Given instruction: Which lines hold the word "Gangrena"? Copy each of them.

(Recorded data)
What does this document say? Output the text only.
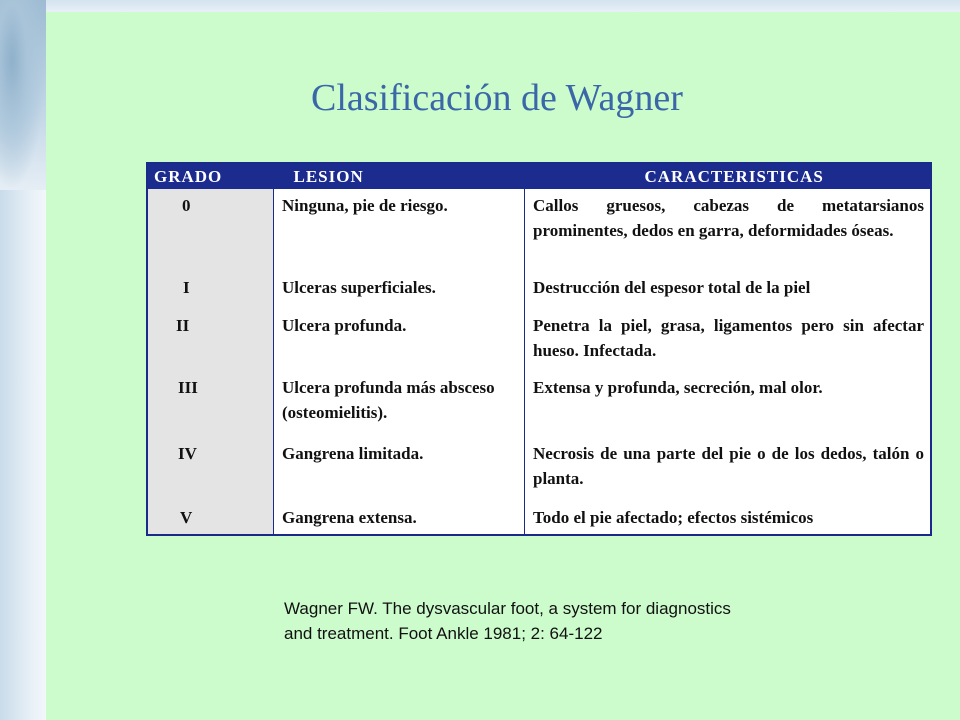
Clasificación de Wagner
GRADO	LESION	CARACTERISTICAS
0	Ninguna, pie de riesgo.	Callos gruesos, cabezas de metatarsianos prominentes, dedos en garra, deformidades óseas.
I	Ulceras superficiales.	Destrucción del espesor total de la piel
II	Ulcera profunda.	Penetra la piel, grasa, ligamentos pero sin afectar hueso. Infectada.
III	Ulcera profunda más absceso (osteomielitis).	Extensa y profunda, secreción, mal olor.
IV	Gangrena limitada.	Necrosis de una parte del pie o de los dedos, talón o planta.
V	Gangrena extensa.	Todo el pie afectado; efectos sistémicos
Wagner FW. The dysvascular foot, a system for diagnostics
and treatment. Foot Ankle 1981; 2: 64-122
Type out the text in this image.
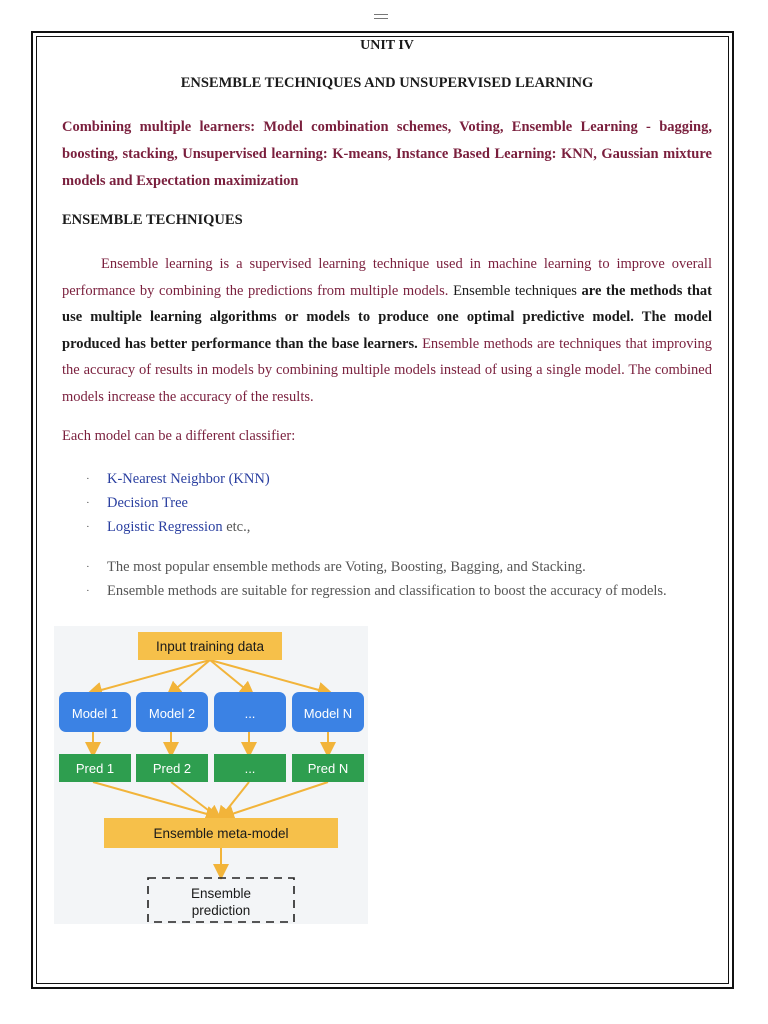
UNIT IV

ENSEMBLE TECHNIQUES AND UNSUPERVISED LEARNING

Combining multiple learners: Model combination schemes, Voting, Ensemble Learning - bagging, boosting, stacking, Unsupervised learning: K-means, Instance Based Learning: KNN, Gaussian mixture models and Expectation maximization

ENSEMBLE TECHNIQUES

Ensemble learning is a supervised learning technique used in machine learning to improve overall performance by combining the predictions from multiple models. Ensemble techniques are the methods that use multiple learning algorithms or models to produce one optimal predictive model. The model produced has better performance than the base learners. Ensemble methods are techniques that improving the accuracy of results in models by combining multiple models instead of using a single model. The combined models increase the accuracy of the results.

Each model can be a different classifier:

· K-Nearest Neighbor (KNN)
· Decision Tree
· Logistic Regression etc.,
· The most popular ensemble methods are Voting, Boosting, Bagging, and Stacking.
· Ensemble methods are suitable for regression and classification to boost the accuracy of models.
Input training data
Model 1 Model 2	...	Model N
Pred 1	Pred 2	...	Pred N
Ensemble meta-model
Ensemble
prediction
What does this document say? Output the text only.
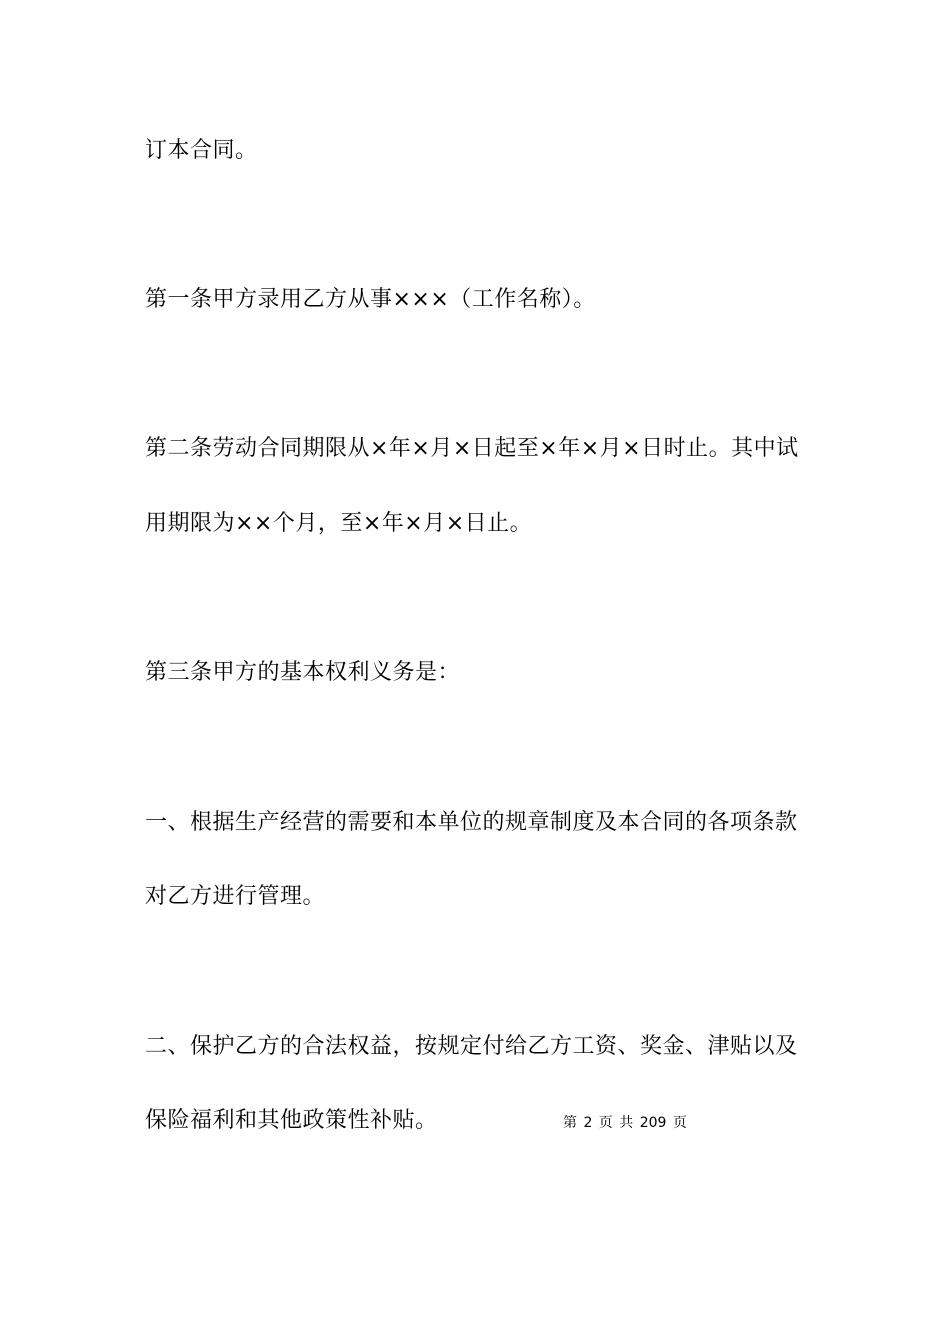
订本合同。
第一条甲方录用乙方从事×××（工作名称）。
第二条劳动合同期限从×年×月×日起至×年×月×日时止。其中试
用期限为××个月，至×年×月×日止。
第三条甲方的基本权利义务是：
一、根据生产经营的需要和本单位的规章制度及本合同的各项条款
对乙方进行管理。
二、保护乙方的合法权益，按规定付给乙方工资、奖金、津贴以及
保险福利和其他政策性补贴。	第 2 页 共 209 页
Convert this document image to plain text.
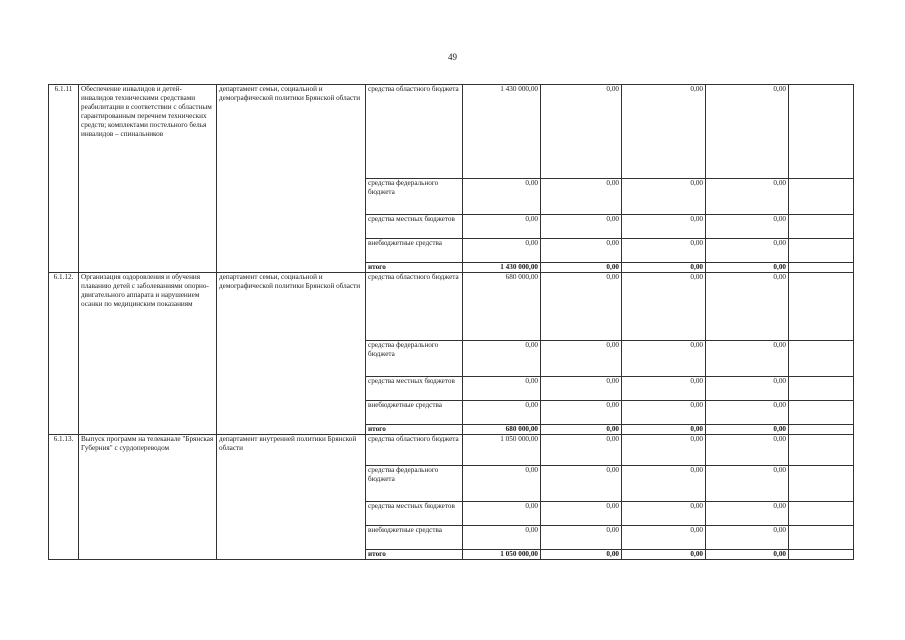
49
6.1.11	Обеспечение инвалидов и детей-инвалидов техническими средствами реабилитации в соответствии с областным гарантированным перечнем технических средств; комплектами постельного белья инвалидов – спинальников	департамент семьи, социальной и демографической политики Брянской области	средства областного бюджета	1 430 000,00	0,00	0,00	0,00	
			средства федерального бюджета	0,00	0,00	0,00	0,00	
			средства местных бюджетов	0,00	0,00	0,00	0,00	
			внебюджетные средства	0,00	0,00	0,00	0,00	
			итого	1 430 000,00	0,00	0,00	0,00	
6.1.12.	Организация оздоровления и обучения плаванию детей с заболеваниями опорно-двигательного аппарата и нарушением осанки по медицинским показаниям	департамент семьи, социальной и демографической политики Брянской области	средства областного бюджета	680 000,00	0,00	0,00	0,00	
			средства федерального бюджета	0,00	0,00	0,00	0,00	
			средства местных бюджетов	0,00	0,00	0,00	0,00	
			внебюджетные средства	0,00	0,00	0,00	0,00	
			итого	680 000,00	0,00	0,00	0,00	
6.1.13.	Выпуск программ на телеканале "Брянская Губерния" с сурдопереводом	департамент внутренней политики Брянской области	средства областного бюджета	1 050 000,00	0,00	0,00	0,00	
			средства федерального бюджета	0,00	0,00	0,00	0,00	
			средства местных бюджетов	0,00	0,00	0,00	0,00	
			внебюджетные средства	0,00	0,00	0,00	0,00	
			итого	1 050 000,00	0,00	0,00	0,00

Final answer:
IV	Gangrena limitada.	Necrosis de una parte del pie o de los dedos, talón o planta.
V	Gangrena extensa.	Todo el pie afectado; efectos sistémicos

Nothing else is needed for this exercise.